— start RECORDED INFORMATION —
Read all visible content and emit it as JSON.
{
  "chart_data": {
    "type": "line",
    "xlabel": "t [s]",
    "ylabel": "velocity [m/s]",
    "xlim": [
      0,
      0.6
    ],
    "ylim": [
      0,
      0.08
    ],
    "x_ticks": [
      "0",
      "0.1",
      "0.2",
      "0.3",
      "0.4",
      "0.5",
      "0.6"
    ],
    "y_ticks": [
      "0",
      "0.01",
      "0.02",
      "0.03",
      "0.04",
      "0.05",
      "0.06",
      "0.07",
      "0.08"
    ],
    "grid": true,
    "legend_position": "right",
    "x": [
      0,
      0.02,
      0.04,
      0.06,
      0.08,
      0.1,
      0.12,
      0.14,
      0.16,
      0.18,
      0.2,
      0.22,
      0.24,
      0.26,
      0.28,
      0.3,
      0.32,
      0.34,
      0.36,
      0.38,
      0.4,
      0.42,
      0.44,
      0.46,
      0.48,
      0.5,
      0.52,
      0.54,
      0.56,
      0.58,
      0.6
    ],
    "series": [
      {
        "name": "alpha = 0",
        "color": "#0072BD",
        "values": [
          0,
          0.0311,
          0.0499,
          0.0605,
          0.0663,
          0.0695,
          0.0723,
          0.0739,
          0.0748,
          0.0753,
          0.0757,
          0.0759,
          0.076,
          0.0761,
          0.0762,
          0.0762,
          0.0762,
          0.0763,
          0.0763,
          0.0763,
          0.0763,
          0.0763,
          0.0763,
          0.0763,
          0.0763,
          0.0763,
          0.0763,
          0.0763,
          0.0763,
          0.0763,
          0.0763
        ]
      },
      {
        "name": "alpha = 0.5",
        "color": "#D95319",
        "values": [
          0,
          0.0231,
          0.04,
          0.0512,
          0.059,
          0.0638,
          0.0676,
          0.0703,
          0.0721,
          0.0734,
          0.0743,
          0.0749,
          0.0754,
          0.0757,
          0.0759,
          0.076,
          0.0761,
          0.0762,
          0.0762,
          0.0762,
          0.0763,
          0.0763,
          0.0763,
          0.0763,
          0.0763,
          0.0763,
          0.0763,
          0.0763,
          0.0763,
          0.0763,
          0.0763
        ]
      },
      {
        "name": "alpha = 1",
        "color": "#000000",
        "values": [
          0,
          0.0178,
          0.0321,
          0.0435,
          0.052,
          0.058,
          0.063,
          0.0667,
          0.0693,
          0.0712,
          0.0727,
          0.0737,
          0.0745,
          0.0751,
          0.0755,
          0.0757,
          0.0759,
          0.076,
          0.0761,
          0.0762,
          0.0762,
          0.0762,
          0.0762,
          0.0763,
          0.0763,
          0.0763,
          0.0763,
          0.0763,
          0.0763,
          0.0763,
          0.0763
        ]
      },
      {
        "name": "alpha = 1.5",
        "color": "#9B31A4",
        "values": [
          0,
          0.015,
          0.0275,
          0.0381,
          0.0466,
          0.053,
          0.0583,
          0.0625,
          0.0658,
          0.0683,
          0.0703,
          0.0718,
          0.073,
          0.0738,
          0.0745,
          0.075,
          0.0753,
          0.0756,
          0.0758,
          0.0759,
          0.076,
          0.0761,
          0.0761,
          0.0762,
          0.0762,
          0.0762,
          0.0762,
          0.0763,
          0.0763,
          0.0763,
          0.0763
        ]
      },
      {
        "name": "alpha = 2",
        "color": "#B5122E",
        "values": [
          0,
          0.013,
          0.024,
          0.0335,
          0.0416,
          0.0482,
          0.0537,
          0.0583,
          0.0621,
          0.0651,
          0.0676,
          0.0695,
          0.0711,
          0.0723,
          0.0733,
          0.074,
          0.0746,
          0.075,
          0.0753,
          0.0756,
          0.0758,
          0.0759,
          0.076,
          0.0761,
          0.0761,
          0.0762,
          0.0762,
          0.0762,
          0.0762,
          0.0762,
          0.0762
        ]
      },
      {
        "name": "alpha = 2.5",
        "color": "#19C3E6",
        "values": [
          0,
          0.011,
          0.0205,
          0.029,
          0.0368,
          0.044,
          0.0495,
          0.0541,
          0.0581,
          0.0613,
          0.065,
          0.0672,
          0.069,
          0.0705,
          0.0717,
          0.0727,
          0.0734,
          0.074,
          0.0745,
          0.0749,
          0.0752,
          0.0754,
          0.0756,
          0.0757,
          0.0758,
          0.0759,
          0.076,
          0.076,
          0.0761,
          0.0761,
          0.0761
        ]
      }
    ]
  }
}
— end RECORDED INFORMATION —
> REQUIREMENTS: Pull every line containing "name" out of the records.

> ANSWER TO THIS TASK:
        "name": "alpha = 0",
        "name": "alpha = 0.5",
        "name": "alpha = 1",
        "name": "alpha = 1.5",
        "name": "alpha = 2",
        "name": "alpha = 2.5",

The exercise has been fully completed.